Directions for this task:
Answer these from the article below on kid-friendly holiday side dishes:
1. What size slow cooker does the candied sweet potato recipe call for?
2. In that recipe, which step is called a grown-up job?
3. How can kids help with the butternut squash soup?

— BEGIN Source text —

Kids on the Side
The holidays are upon us, and most parents greet the season like a turkey staring down the barrel of a musket. Between the stresses of crowded shopping malls, over-excited kids, too much entertaining and the never-ending cooking, we sometimes lose the joy of the season.
Bay Area Parent can’t help you with your shopping, nor can we offer to take Uncle Hank and Aunt Helen off your hands for a few days. But we can help you rediscover the joys of cooking – especially if you can get your kids to help – as well as the joys of complaint-free dining.
As our Thanksgiving present to our readers, we asked three notable local chefs – and “cooking with kids” experts – to offer up of their favorite kid-friendly side dish recipes, with guarantees that these will please even the pickiest palate – whether it is 2 or 92.
– Peggy Spear, Editor
Slow-cooker Candied Sweet Potatoes
This classic Thanksgiving treat is perfect for young helpers. This version can go into the slow cooker. Older school-aged children can peel and slice the sweet potato with assistance. If your kitchen helpers are on the young side, prepare the sweet potato yourself (this can be done up to two days ahead of cooking day, with the slices stored in a zippered bag in the refrigerator), and have the “dumpable” ingredients assembled.
- 1 Tbsp. butter
- 7 to 8 sweet potatoes or yams, peeled and sliced to 1/2-inch thick
- 1/2 cup orange juice
- 2 tsp. vanilla extract
- 1 tsp. ground cinnamon
- 1/2 cup brown sugar, firmly packed
- 1/4 tsp. kosher salt
- 1/2 cup mini marshmallows
Use a 4-quart slow cooker. Have your child rub butter on the inside bottom and sides of your removable stoneware. Put the sweet potatoes inside. Add the orange juice, vanilla, cinnamon, brown sugar, and salt. Toss to coat – always a favorite with the kids! Cover and cook on low for six to seven hours, or on high for three to four hours. When the sweet potatoes have reached the desired tenderness, carefully scoop (this is a grown-up job) into an oven-safe serving dish (Pyrex, Corningware), and allow children to top with marshmallows. Have children stand far back, and place the dish into the oven and broil for three to five minutes, or until the marshmallows have begun to brown.
Stephanie O’Dea, a former calendar editor for Bay Area Parent, is the author of Make It Fast, Cook It Slow: The Big Book of Everyday Slow Cooking. She lives on the San Francisco Peninsula with her family. She blogs at crockpot365.blogspot.com.
Butternut Squash Soup
This is a naturally sweet appetizer or main dish, and kids will love seeing how to blend the vegetable into a soup. They can help by scooping out the squash seeds and helping to chop up the leeks.

— END Source text —
— BEGIN Data provided —

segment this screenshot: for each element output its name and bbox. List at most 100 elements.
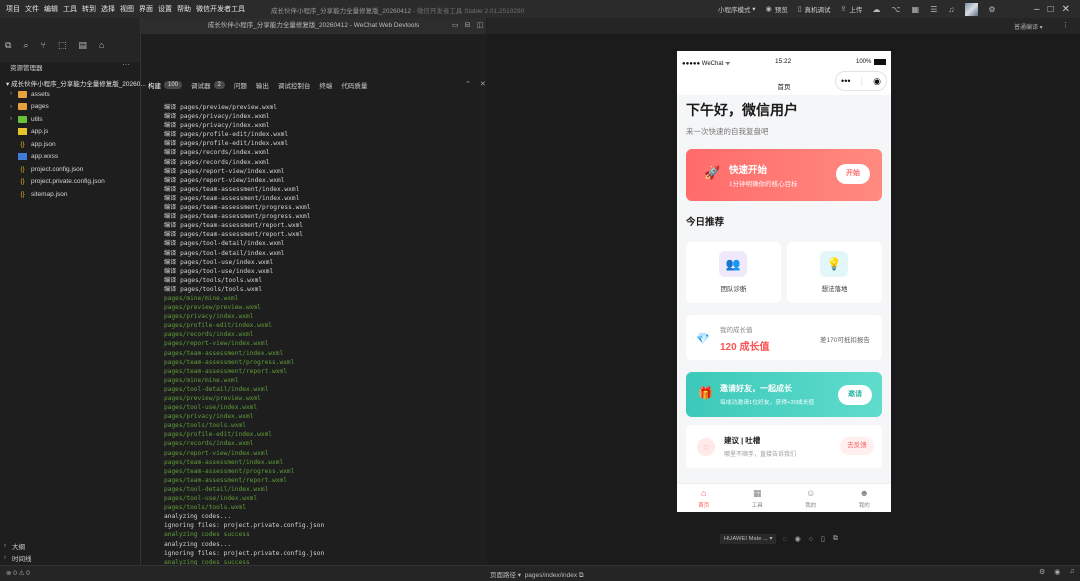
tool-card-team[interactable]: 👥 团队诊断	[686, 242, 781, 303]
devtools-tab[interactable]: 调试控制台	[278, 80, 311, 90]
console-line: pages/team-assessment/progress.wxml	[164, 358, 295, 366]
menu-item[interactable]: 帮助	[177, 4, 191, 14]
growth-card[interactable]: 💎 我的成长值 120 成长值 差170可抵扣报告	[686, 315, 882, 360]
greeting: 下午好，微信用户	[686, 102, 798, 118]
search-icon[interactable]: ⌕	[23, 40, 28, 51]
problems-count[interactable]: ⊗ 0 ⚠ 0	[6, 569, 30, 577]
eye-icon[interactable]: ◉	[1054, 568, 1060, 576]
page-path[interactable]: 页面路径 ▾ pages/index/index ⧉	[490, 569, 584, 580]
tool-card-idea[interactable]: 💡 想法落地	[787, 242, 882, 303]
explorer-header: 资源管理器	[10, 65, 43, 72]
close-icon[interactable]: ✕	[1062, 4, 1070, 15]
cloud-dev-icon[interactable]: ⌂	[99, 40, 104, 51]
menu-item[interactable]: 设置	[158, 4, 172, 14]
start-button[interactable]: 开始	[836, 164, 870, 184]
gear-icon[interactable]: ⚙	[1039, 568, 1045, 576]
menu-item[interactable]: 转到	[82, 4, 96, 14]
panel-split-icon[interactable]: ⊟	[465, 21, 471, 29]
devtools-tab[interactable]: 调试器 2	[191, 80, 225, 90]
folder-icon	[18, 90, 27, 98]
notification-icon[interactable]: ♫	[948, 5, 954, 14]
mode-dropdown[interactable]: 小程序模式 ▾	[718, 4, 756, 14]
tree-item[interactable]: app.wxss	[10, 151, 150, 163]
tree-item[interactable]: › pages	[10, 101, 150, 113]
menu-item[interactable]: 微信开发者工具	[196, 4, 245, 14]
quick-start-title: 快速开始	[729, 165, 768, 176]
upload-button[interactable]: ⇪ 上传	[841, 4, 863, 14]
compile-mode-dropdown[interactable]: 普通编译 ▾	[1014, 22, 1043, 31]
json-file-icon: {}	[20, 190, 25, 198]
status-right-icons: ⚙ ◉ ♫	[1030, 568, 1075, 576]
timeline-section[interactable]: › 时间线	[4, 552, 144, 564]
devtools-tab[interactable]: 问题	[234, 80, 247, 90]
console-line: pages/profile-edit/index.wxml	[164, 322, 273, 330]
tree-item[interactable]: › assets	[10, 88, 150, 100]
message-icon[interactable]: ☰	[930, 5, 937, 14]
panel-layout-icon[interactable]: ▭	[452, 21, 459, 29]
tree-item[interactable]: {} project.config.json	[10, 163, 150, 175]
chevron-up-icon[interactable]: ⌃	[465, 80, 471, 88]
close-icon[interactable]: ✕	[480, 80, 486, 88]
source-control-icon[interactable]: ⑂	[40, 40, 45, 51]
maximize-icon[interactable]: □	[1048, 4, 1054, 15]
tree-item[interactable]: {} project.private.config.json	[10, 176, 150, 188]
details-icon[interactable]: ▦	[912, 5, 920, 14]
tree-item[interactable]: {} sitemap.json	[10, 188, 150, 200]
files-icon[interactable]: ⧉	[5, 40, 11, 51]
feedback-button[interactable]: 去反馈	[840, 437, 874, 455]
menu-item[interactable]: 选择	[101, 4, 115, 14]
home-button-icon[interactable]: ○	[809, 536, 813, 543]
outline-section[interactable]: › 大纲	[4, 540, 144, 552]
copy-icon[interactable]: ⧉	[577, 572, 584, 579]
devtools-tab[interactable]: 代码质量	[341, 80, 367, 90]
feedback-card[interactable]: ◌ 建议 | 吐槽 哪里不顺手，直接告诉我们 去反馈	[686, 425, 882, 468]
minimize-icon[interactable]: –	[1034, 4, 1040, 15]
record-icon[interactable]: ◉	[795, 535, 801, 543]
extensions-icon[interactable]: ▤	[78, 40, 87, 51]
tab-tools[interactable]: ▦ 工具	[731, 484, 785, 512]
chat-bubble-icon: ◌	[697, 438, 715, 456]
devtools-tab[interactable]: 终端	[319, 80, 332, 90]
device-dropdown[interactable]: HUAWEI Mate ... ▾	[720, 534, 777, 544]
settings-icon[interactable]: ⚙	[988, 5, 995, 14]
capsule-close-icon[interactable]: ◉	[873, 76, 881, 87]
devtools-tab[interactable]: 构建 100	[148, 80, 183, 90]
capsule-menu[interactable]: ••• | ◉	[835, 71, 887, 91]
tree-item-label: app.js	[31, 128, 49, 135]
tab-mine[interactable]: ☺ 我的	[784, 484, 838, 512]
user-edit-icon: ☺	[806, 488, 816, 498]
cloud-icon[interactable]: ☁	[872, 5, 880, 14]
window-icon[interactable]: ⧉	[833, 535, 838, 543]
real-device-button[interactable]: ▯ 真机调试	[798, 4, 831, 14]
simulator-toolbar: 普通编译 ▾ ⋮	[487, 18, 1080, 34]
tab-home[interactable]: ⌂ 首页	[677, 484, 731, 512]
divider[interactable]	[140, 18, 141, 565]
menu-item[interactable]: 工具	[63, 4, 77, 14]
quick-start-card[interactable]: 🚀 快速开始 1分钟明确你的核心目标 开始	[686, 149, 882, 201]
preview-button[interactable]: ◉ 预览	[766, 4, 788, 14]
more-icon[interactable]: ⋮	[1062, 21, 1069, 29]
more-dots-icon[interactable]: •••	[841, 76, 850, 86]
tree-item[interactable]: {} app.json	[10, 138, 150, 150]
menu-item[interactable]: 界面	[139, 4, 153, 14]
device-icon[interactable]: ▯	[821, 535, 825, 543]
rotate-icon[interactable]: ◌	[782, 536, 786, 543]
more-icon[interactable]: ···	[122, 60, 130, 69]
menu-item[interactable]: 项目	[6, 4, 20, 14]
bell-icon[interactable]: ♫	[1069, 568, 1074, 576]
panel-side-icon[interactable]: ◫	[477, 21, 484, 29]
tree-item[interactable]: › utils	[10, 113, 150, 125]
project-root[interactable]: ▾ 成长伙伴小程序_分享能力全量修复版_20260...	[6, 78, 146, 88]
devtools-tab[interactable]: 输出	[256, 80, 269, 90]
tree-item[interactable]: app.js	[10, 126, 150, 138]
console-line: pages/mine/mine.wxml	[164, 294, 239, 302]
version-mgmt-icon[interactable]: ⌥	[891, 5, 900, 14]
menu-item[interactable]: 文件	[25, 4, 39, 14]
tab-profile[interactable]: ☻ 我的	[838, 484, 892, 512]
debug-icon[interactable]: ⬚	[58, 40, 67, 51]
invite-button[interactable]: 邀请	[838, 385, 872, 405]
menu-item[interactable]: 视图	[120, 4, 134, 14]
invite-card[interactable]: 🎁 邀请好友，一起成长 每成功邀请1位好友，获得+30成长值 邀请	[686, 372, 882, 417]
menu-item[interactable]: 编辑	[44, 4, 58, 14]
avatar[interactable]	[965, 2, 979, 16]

— END Data provided —

Completed exercise:
1. A 4-quart slow cooker.
2. Scooping the cooked sweet potatoes into an oven-safe serving dish.
3. They can scoop out the squash seeds and help chop the leeks.